• **Problem to work on**: Your task is to write out the complete listing exactly as it is shown.
***
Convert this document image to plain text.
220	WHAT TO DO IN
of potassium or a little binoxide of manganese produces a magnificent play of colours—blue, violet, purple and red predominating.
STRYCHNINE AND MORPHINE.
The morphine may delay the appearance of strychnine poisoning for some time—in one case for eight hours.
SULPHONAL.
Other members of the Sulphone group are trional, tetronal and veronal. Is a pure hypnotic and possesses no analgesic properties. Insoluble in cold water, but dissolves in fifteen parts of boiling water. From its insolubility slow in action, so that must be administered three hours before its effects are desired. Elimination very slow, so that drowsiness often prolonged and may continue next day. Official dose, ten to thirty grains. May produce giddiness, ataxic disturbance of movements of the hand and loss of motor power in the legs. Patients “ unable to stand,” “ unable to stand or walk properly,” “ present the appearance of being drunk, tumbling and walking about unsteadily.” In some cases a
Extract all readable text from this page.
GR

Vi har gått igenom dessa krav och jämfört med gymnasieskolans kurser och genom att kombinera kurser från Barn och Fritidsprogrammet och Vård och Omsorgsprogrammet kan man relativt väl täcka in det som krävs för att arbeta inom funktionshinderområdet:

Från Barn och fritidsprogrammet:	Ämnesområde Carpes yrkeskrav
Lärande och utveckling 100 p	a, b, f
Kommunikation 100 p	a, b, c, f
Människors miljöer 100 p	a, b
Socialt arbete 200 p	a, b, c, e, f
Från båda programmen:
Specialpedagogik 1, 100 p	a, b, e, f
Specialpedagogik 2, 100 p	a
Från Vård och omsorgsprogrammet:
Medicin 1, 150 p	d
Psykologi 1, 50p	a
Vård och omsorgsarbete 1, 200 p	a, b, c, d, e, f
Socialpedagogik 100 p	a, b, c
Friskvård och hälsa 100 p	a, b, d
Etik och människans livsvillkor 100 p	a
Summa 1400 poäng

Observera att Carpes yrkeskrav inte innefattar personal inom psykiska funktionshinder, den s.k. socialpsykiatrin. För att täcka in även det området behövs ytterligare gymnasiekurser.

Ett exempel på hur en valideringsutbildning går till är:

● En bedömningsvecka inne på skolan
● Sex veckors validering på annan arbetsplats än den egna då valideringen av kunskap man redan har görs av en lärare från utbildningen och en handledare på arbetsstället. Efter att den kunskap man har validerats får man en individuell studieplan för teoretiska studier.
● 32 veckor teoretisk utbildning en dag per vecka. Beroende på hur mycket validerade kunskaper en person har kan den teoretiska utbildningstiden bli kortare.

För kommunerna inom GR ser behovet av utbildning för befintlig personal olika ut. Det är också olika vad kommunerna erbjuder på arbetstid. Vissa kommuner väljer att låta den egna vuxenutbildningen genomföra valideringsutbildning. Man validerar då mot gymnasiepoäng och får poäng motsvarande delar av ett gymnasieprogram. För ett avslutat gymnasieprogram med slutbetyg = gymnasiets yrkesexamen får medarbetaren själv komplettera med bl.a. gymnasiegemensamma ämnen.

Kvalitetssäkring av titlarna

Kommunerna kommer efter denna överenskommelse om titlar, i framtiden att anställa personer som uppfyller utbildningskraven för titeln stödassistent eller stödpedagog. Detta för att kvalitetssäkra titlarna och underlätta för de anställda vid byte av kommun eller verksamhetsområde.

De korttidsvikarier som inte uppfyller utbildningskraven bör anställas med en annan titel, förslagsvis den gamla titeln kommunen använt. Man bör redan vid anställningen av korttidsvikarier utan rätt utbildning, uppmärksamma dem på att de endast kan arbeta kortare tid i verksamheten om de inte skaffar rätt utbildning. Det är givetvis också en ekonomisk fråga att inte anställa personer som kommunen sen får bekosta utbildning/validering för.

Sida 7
***
• **Finished exercise**:
Convert this document image to plain text.
220	WHAT TO DO IN
of potassium or a little binoxide of manganese produces a magnificent play of colours—blue, violet, purple and red predominating.
STRYCHNINE AND MORPHINE.
The morphine may delay the appearance of strychnine poisoning for some time—in one case for eight hours.
SULPHONAL.
Other members of the Sulphone group are trional, tetronal and veronal. Is a pure hypnotic and possesses no analgesic properties. Insoluble in cold water, but dissolves in fifteen parts of boiling water. From its insolubility slow in action, so that must be administered three hours before its effects are desired. Elimination very slow, so that drowsiness often prolonged and may continue next day. Official dose, ten to thirty grains. May produce giddiness, ataxic disturbance of movements of the hand and loss of motor power in the legs. Patients “ unable to stand,” “ unable to stand or walk properly,” “ present the appearance of being drunk, tumbling and walking about unsteadily.” In some cases a
Extract all readable text from this page.
GR

Vi har gått igenom dessa krav och jämfört med gymnasieskolans kurser och genom att kombinera kurser från Barn och Fritidsprogrammet och Vård och Omsorgsprogrammet kan man relativt väl täcka in det som krävs för att arbeta inom funktionshinderområdet:

Från Barn och fritidsprogrammet:	Ämnesområde Carpes yrkeskrav
Lärande och utveckling 100 p	a, b, f
Kommunikation 100 p	a, b, c, f
Människors miljöer 100 p	a, b
Socialt arbete 200 p	a, b, c, e, f
Från båda programmen:
Specialpedagogik 1, 100 p	a, b, e, f
Specialpedagogik 2, 100 p	a
Från Vård och omsorgsprogrammet:
Medicin 1, 150 p	d
Psykologi 1, 50p	a
Vård och omsorgsarbete 1, 200 p	a, b, c, d, e, f
Socialpedagogik 100 p	a, b, c
Friskvård och hälsa 100 p	a, b, d
Etik och människans livsvillkor 100 p	a
Summa 1400 poäng

Observera att Carpes yrkeskrav inte innefattar personal inom psykiska funktionshinder, den s.k. socialpsykiatrin. För att täcka in även det området behövs ytterligare gymnasiekurser.

Ett exempel på hur en valideringsutbildning går till är:

● En bedömningsvecka inne på skolan
● Sex veckors validering på annan arbetsplats än den egna då valideringen av kunskap man redan har görs av en lärare från utbildningen och en handledare på arbetsstället. Efter att den kunskap man har validerats får man en individuell studieplan för teoretiska studier.
● 32 veckor teoretisk utbildning en dag per vecka. Beroende på hur mycket validerade kunskaper en person har kan den teoretiska utbildningstiden bli kortare.

För kommunerna inom GR ser behovet av utbildning för befintlig personal olika ut. Det är också olika vad kommunerna erbjuder på arbetstid. Vissa kommuner väljer att låta den egna vuxenutbildningen genomföra valideringsutbildning. Man validerar då mot gymnasiepoäng och får poäng motsvarande delar av ett gymnasieprogram. För ett avslutat gymnasieprogram med slutbetyg = gymnasiets yrkesexamen får medarbetaren själv komplettera med bl.a. gymnasiegemensamma ämnen.

Kvalitetssäkring av titlarna

Kommunerna kommer efter denna överenskommelse om titlar, i framtiden att anställa personer som uppfyller utbildningskraven för titeln stödassistent eller stödpedagog. Detta för att kvalitetssäkra titlarna och underlätta för de anställda vid byte av kommun eller verksamhetsområde.

De korttidsvikarier som inte uppfyller utbildningskraven bör anställas med en annan titel, förslagsvis den gamla titeln kommunen använt. Man bör redan vid anställningen av korttidsvikarier utan rätt utbildning, uppmärksamma dem på att de endast kan arbeta kortare tid i verksamheten om de inte skaffar rätt utbildning. Det är givetvis också en ekonomisk fråga att inte anställa personer som kommunen sen får bekosta utbildning/validering för.

Sida 7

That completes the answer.